DATA SUPPLIED
********

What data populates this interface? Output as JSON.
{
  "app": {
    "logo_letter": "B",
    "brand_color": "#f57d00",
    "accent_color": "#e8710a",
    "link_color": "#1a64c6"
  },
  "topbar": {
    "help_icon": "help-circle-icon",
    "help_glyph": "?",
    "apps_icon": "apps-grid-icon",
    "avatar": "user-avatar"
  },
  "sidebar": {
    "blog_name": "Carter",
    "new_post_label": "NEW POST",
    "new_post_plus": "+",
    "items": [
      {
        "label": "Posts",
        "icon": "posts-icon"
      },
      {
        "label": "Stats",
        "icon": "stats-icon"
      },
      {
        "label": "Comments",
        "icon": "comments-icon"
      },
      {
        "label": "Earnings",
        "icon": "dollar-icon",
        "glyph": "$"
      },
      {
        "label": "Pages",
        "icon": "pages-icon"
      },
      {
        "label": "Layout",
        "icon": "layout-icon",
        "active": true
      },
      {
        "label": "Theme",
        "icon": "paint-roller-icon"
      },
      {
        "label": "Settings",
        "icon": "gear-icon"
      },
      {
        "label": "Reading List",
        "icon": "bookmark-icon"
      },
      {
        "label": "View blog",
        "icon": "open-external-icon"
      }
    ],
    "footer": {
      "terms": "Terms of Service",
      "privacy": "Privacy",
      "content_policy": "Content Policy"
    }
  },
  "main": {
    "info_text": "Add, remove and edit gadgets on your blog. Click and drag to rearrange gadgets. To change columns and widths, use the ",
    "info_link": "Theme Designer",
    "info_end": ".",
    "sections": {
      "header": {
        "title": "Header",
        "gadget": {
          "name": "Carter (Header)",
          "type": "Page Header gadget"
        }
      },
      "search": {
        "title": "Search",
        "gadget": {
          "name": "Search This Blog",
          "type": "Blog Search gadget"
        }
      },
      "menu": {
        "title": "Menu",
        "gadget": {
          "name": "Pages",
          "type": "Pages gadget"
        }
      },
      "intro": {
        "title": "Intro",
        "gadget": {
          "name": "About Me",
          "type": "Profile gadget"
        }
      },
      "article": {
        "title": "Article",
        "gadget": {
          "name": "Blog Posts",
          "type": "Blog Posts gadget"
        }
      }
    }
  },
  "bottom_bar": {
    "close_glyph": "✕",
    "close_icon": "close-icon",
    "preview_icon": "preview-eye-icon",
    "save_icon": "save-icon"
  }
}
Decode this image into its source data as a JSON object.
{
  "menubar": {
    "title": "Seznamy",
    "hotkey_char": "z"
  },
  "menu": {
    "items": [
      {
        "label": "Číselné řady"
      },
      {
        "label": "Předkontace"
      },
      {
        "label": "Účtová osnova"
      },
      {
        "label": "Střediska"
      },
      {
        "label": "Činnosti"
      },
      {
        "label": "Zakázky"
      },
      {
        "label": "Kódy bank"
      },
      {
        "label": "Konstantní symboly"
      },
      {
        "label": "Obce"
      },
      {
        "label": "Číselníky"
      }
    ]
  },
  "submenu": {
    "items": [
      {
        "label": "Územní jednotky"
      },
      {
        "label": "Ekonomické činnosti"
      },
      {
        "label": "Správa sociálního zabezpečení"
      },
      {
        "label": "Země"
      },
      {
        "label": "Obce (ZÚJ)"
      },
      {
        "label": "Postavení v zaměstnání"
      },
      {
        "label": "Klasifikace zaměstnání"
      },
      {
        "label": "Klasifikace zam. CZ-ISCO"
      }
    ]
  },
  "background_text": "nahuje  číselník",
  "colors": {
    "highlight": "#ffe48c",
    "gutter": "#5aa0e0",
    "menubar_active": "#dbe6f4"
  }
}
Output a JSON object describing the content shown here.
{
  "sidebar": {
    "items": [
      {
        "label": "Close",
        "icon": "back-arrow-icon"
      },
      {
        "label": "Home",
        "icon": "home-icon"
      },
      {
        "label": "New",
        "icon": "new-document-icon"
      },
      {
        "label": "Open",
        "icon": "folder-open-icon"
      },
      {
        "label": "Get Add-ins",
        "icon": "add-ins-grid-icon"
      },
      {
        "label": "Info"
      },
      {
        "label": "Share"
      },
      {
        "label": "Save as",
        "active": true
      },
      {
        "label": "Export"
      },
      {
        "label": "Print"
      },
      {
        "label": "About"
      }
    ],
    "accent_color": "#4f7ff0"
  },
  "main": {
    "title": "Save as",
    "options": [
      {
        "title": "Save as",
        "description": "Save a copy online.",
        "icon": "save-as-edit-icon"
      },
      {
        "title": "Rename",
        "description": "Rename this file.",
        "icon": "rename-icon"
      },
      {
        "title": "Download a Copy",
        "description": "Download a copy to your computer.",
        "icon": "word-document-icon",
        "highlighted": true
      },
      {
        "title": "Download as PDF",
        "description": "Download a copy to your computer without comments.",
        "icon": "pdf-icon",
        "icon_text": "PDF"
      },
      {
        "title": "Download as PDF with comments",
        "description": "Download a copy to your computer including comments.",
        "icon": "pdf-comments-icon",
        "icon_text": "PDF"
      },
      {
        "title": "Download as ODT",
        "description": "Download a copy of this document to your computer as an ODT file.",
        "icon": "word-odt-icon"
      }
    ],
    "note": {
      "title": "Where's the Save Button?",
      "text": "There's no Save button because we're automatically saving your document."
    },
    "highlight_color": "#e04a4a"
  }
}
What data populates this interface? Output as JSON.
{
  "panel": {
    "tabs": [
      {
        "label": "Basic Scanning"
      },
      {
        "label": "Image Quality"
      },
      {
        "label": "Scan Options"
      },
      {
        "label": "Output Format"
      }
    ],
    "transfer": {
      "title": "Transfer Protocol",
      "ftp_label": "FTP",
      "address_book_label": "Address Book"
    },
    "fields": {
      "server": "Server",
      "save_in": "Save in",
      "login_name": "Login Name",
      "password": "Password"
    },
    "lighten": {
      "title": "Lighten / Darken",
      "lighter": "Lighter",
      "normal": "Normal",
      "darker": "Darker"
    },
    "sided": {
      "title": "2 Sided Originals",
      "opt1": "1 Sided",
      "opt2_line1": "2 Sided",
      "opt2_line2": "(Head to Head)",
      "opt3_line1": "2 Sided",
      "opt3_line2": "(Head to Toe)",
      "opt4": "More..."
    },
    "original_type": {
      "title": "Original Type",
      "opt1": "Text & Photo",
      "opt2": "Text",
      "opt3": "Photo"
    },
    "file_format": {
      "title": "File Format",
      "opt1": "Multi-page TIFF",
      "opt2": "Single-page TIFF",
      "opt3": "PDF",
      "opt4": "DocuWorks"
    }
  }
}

********

EXERCISE INSTRUCTIONS
Above are the records; retype every one exactly.

PROBLEM SOLUTION
What data populates this interface? Output as JSON.
{
  "app": {
    "logo_letter": "B",
    "brand_color": "#f57d00",
    "accent_color": "#e8710a",
    "link_color": "#1a64c6"
  },
  "topbar": {
    "help_icon": "help-circle-icon",
    "help_glyph": "?",
    "apps_icon": "apps-grid-icon",
    "avatar": "user-avatar"
  },
  "sidebar": {
    "blog_name": "Carter",
    "new_post_label": "NEW POST",
    "new_post_plus": "+",
    "items": [
      {
        "label": "Posts",
        "icon": "posts-icon"
      },
      {
        "label": "Stats",
        "icon": "stats-icon"
      },
      {
        "label": "Comments",
        "icon": "comments-icon"
      },
      {
        "label": "Earnings",
        "icon": "dollar-icon",
        "glyph": "$"
      },
      {
        "label": "Pages",
        "icon": "pages-icon"
      },
      {
        "label": "Layout",
        "icon": "layout-icon",
        "active": true
      },
      {
        "label": "Theme",
        "icon": "paint-roller-icon"
      },
      {
        "label": "Settings",
        "icon": "gear-icon"
      },
      {
        "label": "Reading List",
        "icon": "bookmark-icon"
      },
      {
        "label": "View blog",
        "icon": "open-external-icon"
      }
    ],
    "footer": {
      "terms": "Terms of Service",
      "privacy": "Privacy",
      "content_policy": "Content Policy"
    }
  },
  "main": {
    "info_text": "Add, remove and edit gadgets on your blog. Click and drag to rearrange gadgets. To change columns and widths, use the ",
    "info_link": "Theme Designer",
    "info_end": ".",
    "sections": {
      "header": {
        "title": "Header",
        "gadget": {
          "name": "Carter (Header)",
          "type": "Page Header gadget"
        }
      },
      "search": {
        "title": "Search",
        "gadget": {
          "name": "Search This Blog",
          "type": "Blog Search gadget"
        }
      },
      "menu": {
        "title": "Menu",
        "gadget": {
          "name": "Pages",
          "type": "Pages gadget"
        }
      },
      "intro": {
        "title": "Intro",
        "gadget": {
          "name": "About Me",
          "type": "Profile gadget"
        }
      },
      "article": {
        "title": "Article",
        "gadget": {
          "name": "Blog Posts",
          "type": "Blog Posts gadget"
        }
      }
    }
  },
  "bottom_bar": {
    "close_glyph": "✕",
    "close_icon": "close-icon",
    "preview_icon": "preview-eye-icon",
    "save_icon": "save-icon"
  }
}
Decode this image into its source data as a JSON object.
{
  "menubar": {
    "title": "Seznamy",
    "hotkey_char": "z"
  },
  "menu": {
    "items": [
      {
        "label": "Číselné řady"
      },
      {
        "label": "Předkontace"
      },
      {
        "label": "Účtová osnova"
      },
      {
        "label": "Střediska"
      },
      {
        "label": "Činnosti"
      },
      {
        "label": "Zakázky"
      },
      {
        "label": "Kódy bank"
      },
      {
        "label": "Konstantní symboly"
      },
      {
        "label": "Obce"
      },
      {
        "label": "Číselníky"
      }
    ]
  },
  "submenu": {
    "items": [
      {
        "label": "Územní jednotky"
      },
      {
        "label": "Ekonomické činnosti"
      },
      {
        "label": "Správa sociálního zabezpečení"
      },
      {
        "label": "Země"
      },
      {
        "label": "Obce (ZÚJ)"
      },
      {
        "label": "Postavení v zaměstnání"
      },
      {
        "label": "Klasifikace zaměstnání"
      },
      {
        "label": "Klasifikace zam. CZ-ISCO"
      }
    ]
  },
  "background_text": "nahuje  číselník",
  "colors": {
    "highlight": "#ffe48c",
    "gutter": "#5aa0e0",
    "menubar_active": "#dbe6f4"
  }
}
Output a JSON object describing the content shown here.
{
  "sidebar": {
    "items": [
      {
        "label": "Close",
        "icon": "back-arrow-icon"
      },
      {
        "label": "Home",
        "icon": "home-icon"
      },
      {
        "label": "New",
        "icon": "new-document-icon"
      },
      {
        "label": "Open",
        "icon": "folder-open-icon"
      },
      {
        "label": "Get Add-ins",
        "icon": "add-ins-grid-icon"
      },
      {
        "label": "Info"
      },
      {
        "label": "Share"
      },
      {
        "label": "Save as",
        "active": true
      },
      {
        "label": "Export"
      },
      {
        "label": "Print"
      },
      {
        "label": "About"
      }
    ],
    "accent_color": "#4f7ff0"
  },
  "main": {
    "title": "Save as",
    "options": [
      {
        "title": "Save as",
        "description": "Save a copy online.",
        "icon": "save-as-edit-icon"
      },
      {
        "title": "Rename",
        "description": "Rename this file.",
        "icon": "rename-icon"
      },
      {
        "title": "Download a Copy",
        "description": "Download a copy to your computer.",
        "icon": "word-document-icon",
        "highlighted": true
      },
      {
        "title": "Download as PDF",
        "description": "Download a copy to your computer without comments.",
        "icon": "pdf-icon",
        "icon_text": "PDF"
      },
      {
        "title": "Download as PDF with comments",
        "description": "Download a copy to your computer including comments.",
        "icon": "pdf-comments-icon",
        "icon_text": "PDF"
      },
      {
        "title": "Download as ODT",
        "description": "Download a copy of this document to your computer as an ODT file.",
        "icon": "word-odt-icon"
      }
    ],
    "note": {
      "title": "Where's the Save Button?",
      "text": "There's no Save button because we're automatically saving your document."
    },
    "highlight_color": "#e04a4a"
  }
}
What data populates this interface? Output as JSON.
{
  "panel": {
    "tabs": [
      {
        "label": "Basic Scanning"
      },
      {
        "label": "Image Quality"
      },
      {
        "label": "Scan Options"
      },
      {
        "label": "Output Format"
      }
    ],
    "transfer": {
      "title": "Transfer Protocol",
      "ftp_label": "FTP",
      "address_book_label": "Address Book"
    },
    "fields": {
      "server": "Server",
      "save_in": "Save in",
      "login_name": "Login Name",
      "password": "Password"
    },
    "lighten": {
      "title": "Lighten / Darken",
      "lighter": "Lighter",
      "normal": "Normal",
      "darker": "Darker"
    },
    "sided": {
      "title": "2 Sided Originals",
      "opt1": "1 Sided",
      "opt2_line1": "2 Sided",
      "opt2_line2": "(Head to Head)",
      "opt3_line1": "2 Sided",
      "opt3_line2": "(Head to Toe)",
      "opt4": "More..."
    },
    "original_type": {
      "title": "Original Type",
      "opt1": "Text & Photo",
      "opt2": "Text",
      "opt3": "Photo"
    },
    "file_format": {
      "title": "File Format",
      "opt1": "Multi-page TIFF",
      "opt2": "Single-page TIFF",
      "opt3": "PDF",
      "opt4": "DocuWorks"
    }
  }
}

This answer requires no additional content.